Examine the entries and show every line in which the word "back" is found.

++++ MATERIAL FOR THIS EXERCISE

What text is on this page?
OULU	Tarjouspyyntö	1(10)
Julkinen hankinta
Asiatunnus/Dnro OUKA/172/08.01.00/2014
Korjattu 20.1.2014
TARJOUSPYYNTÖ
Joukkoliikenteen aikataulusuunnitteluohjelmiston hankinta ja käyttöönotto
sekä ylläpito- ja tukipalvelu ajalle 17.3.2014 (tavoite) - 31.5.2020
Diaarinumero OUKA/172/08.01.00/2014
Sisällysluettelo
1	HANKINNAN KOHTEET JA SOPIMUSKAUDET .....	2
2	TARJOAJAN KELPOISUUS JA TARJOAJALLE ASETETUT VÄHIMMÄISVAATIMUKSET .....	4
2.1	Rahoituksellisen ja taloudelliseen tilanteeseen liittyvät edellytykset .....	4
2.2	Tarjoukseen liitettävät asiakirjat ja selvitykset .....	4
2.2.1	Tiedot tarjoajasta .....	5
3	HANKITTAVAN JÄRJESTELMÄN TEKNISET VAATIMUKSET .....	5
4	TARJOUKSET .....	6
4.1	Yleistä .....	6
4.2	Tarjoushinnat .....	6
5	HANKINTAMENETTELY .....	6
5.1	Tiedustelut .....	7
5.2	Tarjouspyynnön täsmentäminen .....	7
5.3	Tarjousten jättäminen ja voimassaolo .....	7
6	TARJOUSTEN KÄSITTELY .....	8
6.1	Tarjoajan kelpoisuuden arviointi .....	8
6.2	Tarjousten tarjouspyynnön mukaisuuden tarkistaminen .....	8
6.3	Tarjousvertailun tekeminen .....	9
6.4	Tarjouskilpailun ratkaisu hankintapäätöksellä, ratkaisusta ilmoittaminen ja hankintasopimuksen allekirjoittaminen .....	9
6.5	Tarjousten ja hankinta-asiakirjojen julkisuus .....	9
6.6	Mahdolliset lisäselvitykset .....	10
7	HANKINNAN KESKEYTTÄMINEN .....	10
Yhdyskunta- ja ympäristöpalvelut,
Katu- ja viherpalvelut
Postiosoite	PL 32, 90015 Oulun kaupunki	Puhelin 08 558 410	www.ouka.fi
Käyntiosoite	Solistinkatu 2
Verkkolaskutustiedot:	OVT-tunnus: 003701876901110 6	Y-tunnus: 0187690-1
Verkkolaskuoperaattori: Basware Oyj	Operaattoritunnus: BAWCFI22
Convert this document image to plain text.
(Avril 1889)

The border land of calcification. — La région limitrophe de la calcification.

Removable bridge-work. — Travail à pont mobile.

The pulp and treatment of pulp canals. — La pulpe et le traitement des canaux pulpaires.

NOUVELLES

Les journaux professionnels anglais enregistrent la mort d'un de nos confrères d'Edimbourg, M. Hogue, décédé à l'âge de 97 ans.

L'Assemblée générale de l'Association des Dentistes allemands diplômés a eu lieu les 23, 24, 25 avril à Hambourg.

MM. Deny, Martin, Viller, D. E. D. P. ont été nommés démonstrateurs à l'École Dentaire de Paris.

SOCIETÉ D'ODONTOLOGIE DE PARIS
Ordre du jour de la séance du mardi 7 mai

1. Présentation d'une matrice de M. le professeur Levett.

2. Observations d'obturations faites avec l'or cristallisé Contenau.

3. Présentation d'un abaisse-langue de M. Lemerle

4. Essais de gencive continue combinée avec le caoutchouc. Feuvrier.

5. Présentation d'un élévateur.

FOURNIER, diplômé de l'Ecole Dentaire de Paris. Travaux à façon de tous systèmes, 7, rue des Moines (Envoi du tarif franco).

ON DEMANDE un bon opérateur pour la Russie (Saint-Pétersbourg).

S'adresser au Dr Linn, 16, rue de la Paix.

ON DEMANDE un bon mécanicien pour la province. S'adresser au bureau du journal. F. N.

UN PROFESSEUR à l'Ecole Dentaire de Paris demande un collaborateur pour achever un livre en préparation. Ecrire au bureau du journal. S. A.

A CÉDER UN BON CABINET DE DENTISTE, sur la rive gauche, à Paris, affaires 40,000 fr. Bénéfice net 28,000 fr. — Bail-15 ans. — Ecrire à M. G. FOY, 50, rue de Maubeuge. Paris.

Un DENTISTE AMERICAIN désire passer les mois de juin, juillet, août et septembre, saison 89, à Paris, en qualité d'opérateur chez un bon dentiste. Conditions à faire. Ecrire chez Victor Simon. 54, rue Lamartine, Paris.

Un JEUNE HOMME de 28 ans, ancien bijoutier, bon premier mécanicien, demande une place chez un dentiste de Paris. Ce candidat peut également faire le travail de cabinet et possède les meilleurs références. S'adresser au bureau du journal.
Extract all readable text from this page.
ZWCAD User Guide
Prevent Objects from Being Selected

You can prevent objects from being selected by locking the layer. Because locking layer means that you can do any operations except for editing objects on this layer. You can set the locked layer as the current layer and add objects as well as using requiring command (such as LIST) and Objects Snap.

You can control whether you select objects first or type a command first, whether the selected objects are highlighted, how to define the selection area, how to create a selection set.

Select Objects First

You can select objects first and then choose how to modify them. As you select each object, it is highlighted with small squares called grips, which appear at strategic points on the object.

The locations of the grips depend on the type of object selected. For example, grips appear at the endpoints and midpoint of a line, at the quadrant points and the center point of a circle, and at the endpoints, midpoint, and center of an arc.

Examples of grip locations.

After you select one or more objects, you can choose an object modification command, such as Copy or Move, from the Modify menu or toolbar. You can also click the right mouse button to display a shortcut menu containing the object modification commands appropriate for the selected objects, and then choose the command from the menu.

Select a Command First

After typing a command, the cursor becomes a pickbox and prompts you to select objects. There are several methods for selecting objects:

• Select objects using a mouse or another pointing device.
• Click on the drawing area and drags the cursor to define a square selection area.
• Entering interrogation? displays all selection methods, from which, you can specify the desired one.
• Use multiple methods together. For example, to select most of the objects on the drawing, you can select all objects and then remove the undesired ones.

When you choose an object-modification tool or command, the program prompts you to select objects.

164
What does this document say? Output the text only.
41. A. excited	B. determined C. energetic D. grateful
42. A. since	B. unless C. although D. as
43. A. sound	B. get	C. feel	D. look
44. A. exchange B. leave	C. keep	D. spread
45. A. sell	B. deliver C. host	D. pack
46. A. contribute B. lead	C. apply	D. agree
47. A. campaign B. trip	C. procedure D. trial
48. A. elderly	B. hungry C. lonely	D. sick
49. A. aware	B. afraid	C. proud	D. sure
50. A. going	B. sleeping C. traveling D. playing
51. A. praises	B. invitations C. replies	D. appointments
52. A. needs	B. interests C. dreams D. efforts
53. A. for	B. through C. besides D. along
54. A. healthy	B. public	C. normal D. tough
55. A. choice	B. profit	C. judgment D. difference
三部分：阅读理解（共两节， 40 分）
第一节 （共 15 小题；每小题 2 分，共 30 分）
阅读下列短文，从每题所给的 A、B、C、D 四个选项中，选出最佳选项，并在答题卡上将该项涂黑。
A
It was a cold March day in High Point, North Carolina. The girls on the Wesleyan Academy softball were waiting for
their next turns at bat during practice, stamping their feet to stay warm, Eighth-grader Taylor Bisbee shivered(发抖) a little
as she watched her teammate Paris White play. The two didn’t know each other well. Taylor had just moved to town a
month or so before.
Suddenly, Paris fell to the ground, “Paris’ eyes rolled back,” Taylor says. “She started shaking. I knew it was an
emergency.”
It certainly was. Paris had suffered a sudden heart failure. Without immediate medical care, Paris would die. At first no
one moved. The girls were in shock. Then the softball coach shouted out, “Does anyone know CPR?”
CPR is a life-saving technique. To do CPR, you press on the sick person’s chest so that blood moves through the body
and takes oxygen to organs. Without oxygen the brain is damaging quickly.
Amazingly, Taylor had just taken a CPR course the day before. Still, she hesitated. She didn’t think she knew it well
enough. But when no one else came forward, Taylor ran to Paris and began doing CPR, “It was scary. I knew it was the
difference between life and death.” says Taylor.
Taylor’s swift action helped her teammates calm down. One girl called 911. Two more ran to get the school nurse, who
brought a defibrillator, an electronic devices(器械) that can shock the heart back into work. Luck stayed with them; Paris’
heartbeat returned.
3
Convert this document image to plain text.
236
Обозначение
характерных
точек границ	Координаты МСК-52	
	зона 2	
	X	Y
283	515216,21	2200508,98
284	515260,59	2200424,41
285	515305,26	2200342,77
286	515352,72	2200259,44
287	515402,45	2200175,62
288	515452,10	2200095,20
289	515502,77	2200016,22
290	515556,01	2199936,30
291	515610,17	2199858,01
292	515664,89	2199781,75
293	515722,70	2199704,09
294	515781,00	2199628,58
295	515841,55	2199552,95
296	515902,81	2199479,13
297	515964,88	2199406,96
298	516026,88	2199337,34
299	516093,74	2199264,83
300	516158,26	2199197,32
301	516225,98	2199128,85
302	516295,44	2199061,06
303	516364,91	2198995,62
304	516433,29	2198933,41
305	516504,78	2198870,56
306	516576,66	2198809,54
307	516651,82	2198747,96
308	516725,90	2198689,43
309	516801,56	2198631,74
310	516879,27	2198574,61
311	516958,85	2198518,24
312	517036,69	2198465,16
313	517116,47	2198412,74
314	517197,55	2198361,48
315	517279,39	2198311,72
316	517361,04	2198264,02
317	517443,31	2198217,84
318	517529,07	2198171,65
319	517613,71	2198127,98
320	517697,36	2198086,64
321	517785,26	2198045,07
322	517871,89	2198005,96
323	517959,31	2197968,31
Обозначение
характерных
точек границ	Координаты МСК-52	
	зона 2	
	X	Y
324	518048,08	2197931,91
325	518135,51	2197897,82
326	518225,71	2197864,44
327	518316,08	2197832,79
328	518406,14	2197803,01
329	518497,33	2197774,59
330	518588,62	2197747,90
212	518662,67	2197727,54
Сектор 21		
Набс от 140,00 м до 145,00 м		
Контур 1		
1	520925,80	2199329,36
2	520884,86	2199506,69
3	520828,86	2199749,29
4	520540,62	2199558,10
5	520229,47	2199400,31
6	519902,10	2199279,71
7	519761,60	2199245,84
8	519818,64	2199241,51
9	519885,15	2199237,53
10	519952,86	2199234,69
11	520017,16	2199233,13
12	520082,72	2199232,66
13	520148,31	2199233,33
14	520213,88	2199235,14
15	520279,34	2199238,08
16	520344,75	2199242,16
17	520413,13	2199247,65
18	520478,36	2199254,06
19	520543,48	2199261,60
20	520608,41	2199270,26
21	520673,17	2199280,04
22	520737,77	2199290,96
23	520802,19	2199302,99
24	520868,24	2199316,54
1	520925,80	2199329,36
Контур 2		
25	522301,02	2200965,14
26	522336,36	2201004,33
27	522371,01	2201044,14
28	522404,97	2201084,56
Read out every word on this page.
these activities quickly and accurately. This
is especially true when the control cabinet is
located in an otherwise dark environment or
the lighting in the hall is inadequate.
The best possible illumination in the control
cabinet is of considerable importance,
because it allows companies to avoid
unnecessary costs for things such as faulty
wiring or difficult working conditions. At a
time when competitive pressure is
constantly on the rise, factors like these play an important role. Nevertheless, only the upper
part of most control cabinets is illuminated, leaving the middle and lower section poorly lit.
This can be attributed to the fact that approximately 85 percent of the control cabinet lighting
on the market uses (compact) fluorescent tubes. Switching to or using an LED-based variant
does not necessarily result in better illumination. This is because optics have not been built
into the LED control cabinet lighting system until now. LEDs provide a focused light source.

++++++++

§ **COMPLETED EXERCISE**:
Suddenly, Paris fell to the ground, “Paris’ eyes rolled back,” Taylor says. “She started shaking. I knew it was an
brought a defibrillator, an electronic devices(器械) that can shock the heart back into work. Luck stayed with them; Paris’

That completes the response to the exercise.